#### ФРАГМЕНТ ТЕКСТА:
Первое королевство. Британия во времена короля Артура — страница 11 из 91

В панегирике поэта Клавдия Клавдиана, написанном ориентировочно в 396 году, военачальнику Флавию Стилихону — регенту двенадцатилетнего императора Гонория — наряду с решением прочих актуальных военных вопросов приписывается то ли реорганизация, то ли усиление гарнизона в Британии. Однако эти войска, похоже, были отозваны уже через несколько лет, и о принятых мерах или об их результатах сказать практически нечего. На экономике Британии, основанной на военных деньгах, отсутствие новых выплат отразилось не сразу: в обращении еще оставалось много монет и слитков, а армия уже не была столь же значимым источником спроса, как когда-то. В качестве ретроспективной границы, знаменующей конец римской Британии, ее исключение из континентальных денежных потоков становится значимой вехой, но в те годы вряд ли кто-то из бриттов или римлян серьезно полагал, что более чем трехсотлетнее колониальное правление вот-вот закончится.

В последний день 406 года, отмеченный совместным консульством Аркадия и Проба, силы вандалов, свевов и аланов переправились через Рейн[83]. Эдуард Гиббон, писавший свою монументальную «Историю упадка и разрушения Римской империи» во время американской Войны за независимость, проводил параллель между нею и крахом империи к западу от Альп. Он представил читателям пугающую картину: река замерзла, и полчища варваров беспрепятственно пересекают ранее неприступную северную границу империи[84]. На самом деле нет никаких свидетельств того, что Рейн замерз, и ничего не известно о размере войска, которое переправилось в Северную Галлию и дошло до Сены.

По словам Зосима, писавшего в конце V века в далеком Константинополе, но имевшего надежные источники, «они продвигались с таким кровопролитием и творили такие ужасы, что даже войска в Британии, которые тоже были укомплектованы варварами, под угрозой нападения выбрали себе узурпаторов»[85][86]. Марка и Грациана — то ли военачальников, то ли глав провинций — одного за другим признали императорами Британии. Не прошло и года, как обоих свергли и убили — то ли их политические соперники, то ли те, кого не устраивала их политика. Главных военачальников римских легионов к тому времени, видимо, отозвали из Британии на континент, а номинальных правителей — губернаторов провинций и викария диоцеза[87] — похоже, просто проигнорировали. Вместо них в пурпур облачили простого солдата с громким именем Константин. Он стал последним видевшим Британию императором — легитимным или нет. К концу 407 года, подобно своему предшественнику Максиму, он переправился через Ла-Манш в Галлию, где начал военную кампанию против рейнских захватчиков. Его успехи в Галлии легко можно проследить по его монетам: сначала местом их чеканки был Lugdunum (Лион), затем Augusta Treverorum (Трир) и Arelate (Арль), где он устроил свою резиденцию[88].

#### ЗАДАНИЕ 1:
Где, согласно отрывку о конце римской Британии, Константин устроил свою резиденцию?
#### ЗАДАНИЕ 2:
Выпишите из отрывка о конце римской Британии текст между словами «В последний день» и «дошло до Сены.» включительно.
Записи здесь никакой роли не играют.

#### РАЗДЕЛ ДАННЫХ:
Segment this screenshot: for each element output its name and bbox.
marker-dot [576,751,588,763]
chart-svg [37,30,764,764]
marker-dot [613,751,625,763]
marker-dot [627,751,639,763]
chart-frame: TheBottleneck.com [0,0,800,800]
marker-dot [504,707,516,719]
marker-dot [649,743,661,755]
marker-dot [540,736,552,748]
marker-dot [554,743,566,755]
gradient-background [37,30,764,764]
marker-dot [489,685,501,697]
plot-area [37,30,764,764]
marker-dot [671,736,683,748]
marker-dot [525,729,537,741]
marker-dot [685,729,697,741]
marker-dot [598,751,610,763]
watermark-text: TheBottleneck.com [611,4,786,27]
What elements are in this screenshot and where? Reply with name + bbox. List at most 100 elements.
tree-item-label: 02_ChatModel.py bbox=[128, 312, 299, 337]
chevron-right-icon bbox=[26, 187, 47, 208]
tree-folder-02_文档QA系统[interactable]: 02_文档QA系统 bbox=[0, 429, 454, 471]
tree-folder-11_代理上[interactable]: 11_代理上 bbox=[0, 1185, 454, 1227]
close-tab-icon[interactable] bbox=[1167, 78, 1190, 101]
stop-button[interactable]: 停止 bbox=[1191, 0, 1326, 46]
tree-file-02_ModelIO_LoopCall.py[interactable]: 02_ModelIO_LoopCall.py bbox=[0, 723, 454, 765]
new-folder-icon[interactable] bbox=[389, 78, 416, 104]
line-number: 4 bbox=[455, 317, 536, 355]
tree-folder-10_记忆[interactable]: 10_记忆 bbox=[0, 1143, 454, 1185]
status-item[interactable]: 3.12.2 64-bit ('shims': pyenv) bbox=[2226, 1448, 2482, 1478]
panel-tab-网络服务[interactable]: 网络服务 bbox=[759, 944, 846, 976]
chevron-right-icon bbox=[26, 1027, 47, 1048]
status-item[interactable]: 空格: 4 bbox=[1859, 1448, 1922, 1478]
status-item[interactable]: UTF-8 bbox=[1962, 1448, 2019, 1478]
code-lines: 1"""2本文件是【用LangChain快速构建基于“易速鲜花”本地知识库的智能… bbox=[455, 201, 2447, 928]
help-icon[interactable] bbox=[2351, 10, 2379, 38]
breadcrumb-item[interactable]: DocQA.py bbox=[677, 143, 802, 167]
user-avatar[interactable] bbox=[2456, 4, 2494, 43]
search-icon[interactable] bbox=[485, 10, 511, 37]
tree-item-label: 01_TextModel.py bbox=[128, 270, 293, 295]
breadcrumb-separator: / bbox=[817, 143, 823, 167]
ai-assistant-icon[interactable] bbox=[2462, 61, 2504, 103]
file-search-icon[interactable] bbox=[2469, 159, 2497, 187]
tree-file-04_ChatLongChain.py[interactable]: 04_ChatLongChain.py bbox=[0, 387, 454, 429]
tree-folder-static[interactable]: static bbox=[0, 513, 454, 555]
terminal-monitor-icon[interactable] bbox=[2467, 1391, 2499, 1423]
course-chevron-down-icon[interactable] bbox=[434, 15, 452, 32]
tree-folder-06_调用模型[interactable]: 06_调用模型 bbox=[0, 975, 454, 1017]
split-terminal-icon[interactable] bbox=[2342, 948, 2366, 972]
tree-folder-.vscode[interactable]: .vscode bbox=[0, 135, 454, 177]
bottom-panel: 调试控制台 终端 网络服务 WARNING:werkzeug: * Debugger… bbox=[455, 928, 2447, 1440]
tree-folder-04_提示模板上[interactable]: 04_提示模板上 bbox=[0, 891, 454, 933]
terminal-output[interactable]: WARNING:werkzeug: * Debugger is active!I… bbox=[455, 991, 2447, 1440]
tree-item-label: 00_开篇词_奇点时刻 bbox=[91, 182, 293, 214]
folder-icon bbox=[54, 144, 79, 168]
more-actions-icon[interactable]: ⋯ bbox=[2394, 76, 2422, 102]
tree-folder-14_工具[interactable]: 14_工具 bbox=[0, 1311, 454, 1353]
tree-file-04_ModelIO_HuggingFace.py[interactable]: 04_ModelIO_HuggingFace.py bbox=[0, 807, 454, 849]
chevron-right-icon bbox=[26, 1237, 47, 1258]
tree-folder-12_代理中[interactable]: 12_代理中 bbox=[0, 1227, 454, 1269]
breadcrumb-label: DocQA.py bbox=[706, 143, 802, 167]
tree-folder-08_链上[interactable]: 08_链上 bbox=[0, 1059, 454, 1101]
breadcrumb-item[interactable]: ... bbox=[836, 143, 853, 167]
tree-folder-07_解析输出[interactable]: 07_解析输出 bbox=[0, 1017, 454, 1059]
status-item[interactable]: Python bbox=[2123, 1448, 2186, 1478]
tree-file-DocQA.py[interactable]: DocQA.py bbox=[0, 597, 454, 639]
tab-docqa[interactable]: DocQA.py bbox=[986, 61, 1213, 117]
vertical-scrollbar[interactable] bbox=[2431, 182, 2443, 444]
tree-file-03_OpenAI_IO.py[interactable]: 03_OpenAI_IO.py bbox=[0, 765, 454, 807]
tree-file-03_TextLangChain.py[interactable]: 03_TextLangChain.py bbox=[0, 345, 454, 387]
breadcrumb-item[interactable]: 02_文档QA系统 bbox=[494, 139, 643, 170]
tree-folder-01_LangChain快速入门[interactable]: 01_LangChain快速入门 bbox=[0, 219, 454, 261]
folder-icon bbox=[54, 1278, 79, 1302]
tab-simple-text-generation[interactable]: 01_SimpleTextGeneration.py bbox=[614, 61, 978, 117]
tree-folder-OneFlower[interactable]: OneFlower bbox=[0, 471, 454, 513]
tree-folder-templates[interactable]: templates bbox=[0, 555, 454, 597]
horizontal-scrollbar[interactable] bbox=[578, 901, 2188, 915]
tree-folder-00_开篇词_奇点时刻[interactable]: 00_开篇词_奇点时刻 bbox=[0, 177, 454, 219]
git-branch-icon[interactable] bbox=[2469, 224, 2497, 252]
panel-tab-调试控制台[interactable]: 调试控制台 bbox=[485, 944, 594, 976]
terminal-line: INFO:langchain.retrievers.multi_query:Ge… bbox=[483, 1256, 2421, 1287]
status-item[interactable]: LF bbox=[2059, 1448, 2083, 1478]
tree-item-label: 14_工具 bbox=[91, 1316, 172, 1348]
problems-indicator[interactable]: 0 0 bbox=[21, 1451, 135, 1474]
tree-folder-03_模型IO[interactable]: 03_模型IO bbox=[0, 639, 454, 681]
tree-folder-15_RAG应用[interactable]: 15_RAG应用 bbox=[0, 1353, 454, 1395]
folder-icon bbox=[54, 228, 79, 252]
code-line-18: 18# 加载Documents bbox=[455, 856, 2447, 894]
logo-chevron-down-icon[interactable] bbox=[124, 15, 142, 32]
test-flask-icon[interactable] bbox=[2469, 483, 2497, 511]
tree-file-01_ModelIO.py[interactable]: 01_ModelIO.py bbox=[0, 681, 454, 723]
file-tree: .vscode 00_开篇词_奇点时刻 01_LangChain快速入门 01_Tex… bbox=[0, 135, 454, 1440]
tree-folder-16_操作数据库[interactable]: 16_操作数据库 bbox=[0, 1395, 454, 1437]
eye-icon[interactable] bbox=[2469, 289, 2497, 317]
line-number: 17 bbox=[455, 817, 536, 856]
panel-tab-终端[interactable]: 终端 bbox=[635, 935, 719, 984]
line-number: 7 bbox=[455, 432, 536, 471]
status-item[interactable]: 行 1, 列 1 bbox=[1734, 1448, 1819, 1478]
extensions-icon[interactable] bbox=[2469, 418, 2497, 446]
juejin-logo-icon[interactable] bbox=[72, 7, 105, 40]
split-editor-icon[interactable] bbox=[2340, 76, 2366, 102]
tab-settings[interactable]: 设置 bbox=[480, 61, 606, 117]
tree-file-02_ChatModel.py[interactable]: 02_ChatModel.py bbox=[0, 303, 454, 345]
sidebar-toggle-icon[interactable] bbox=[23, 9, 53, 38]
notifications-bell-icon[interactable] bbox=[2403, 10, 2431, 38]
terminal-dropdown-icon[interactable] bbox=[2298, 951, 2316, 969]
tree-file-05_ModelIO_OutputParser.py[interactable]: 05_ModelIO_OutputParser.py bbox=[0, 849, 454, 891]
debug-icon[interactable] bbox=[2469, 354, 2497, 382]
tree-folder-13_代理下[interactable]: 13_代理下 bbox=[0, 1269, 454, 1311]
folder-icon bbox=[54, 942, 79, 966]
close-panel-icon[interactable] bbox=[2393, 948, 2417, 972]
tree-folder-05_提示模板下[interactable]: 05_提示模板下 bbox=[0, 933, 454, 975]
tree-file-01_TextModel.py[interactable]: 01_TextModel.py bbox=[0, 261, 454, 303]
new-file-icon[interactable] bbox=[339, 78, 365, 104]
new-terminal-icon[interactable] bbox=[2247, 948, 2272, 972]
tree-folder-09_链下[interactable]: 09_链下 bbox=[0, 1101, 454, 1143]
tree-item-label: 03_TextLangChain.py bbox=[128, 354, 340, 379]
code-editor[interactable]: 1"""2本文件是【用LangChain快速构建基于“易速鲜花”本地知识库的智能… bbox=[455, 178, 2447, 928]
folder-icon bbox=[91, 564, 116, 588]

#### ПРАВИЛЬНЫЙ ОТВЕТ 1:
В Арле (Arelate).

#### ПРАВИЛЬНЫЙ ОТВЕТ 2:
В последний день 406 года, отмеченный совместным консульством Аркадия и Проба, силы вандалов, свевов и аланов переправились через Рейн[83]. Эдуард Гиббон, писавший свою монументальную «Историю упадка и разрушения Римской империи» во время американской Войны за независимость, проводил параллель между нею и крахом империи к западу от Альп. Он представил читателям пугающую картину: река замерзла, и полчища варваров беспрепятственно пересекают ранее неприступную северную границу империи[84]. На самом деле нет никаких свидетельств того, что Рейн замерз, и ничего не известно о размере войска, которое переправилось в Северную Галлию и дошло до Сены.